◆ Instruction:
Extract all lines from the data beneath that include the word "size".

Stored data

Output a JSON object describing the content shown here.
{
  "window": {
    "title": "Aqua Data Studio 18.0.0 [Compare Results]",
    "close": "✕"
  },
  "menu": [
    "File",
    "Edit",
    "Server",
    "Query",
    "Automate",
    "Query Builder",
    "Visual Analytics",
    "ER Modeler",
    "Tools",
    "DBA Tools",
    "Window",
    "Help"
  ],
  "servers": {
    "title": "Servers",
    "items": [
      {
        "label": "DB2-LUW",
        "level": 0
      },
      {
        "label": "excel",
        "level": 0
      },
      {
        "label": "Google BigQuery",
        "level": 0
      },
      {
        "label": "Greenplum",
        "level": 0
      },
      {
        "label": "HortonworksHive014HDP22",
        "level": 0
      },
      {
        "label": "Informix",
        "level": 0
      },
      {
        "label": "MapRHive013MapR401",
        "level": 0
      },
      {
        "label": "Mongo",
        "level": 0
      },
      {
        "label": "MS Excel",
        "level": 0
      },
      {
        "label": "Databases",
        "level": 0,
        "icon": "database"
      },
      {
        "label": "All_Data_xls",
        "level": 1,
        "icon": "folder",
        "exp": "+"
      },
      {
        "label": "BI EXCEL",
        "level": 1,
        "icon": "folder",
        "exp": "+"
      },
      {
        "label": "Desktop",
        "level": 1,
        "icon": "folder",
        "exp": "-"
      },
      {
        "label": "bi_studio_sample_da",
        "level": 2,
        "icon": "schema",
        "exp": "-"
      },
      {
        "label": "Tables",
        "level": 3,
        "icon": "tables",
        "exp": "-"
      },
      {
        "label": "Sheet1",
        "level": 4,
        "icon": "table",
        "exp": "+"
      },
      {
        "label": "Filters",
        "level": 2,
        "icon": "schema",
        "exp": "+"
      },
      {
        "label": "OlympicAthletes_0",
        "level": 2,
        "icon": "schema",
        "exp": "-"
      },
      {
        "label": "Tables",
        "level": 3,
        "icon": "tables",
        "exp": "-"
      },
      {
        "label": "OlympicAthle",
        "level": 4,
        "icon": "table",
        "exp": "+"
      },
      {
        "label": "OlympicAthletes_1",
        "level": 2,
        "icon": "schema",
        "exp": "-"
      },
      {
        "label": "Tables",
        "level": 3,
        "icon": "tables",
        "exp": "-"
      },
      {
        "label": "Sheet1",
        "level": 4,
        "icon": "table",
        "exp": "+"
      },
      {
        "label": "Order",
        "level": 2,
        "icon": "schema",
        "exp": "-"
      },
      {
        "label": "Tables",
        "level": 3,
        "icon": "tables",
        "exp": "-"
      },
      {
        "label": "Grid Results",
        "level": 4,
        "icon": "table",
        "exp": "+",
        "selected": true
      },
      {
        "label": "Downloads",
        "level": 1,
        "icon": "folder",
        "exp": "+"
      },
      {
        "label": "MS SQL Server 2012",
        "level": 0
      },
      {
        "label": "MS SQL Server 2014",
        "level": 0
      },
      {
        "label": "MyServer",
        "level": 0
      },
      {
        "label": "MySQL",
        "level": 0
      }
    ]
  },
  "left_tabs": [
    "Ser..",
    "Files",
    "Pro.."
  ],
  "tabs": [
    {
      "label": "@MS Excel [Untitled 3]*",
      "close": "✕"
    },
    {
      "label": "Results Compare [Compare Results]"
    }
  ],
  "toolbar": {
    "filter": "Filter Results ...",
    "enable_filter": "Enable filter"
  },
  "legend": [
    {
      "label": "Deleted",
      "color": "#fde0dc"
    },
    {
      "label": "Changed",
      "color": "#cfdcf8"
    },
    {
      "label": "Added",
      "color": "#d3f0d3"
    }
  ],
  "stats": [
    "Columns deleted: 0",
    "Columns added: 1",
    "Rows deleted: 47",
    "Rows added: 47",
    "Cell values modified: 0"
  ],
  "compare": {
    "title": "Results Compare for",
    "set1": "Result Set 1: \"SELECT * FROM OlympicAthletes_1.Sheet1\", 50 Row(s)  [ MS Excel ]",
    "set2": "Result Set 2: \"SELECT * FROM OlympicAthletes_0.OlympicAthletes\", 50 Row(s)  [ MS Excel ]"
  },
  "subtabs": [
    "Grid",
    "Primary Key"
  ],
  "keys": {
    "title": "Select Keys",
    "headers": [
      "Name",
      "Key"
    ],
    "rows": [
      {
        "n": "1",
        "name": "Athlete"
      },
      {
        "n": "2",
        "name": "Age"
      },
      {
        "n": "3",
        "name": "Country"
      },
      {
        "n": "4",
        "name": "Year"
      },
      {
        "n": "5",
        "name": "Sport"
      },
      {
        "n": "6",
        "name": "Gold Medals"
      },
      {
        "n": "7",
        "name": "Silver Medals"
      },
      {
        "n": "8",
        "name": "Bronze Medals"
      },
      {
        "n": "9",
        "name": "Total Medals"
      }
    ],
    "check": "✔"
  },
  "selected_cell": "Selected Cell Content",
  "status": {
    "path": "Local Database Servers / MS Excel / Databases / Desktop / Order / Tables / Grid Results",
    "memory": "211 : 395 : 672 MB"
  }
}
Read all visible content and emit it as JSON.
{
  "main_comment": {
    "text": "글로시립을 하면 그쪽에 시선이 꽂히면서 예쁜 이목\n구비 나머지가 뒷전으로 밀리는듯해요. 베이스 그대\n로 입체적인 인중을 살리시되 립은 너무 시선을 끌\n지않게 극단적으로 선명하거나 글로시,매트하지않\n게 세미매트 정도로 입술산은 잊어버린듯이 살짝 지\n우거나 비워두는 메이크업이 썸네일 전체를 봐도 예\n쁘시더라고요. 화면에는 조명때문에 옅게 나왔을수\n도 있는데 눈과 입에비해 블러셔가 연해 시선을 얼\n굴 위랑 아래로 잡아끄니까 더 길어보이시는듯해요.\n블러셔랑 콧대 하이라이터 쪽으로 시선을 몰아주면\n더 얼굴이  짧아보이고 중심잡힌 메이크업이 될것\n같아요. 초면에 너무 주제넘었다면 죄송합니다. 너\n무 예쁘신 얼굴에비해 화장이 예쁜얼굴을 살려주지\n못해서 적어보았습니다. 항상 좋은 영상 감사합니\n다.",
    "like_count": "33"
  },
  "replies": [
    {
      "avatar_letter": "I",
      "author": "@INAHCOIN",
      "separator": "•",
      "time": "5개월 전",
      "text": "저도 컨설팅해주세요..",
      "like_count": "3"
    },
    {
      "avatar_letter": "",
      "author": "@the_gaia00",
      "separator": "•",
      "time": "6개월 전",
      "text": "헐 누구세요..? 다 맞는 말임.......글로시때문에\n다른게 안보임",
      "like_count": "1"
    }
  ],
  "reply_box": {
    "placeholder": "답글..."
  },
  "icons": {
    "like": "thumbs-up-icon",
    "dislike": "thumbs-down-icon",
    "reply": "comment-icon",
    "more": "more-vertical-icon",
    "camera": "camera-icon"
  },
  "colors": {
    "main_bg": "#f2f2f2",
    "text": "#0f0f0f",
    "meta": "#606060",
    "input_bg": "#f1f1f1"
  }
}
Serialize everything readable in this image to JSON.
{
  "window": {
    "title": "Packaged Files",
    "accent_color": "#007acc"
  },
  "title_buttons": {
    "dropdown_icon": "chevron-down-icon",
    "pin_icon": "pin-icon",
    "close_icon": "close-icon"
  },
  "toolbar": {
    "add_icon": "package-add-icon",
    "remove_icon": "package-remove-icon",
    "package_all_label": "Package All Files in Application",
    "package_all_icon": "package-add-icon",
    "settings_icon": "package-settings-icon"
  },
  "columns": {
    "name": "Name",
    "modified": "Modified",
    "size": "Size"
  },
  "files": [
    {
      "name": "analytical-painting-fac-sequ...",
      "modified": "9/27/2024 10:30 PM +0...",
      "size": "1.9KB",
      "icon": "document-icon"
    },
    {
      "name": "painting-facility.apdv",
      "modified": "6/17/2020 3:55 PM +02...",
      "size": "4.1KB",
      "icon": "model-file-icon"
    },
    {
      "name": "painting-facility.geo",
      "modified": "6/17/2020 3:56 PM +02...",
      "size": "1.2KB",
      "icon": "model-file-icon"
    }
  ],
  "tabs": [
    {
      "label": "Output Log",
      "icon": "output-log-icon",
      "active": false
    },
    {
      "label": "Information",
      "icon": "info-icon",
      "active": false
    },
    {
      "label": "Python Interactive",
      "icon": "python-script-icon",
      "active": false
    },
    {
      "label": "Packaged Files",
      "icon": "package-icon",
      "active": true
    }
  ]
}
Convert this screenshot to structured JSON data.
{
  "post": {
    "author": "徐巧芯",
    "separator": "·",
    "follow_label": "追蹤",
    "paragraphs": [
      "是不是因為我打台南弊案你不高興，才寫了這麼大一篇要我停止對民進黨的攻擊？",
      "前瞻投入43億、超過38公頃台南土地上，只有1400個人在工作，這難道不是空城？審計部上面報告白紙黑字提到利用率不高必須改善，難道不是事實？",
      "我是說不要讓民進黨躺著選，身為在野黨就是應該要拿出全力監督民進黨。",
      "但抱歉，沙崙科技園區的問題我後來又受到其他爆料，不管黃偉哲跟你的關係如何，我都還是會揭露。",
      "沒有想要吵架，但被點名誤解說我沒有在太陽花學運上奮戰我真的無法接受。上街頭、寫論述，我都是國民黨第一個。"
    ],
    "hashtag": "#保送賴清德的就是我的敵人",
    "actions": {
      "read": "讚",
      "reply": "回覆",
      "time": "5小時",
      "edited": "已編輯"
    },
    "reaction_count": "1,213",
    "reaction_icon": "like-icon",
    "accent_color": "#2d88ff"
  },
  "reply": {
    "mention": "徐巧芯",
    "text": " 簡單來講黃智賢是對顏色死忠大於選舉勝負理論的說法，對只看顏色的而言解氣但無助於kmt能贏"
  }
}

◆ Exercise response:
    "size": "Size"
      "size": "1.9KB",
      "size": "4.1KB",
      "size": "1.2KB",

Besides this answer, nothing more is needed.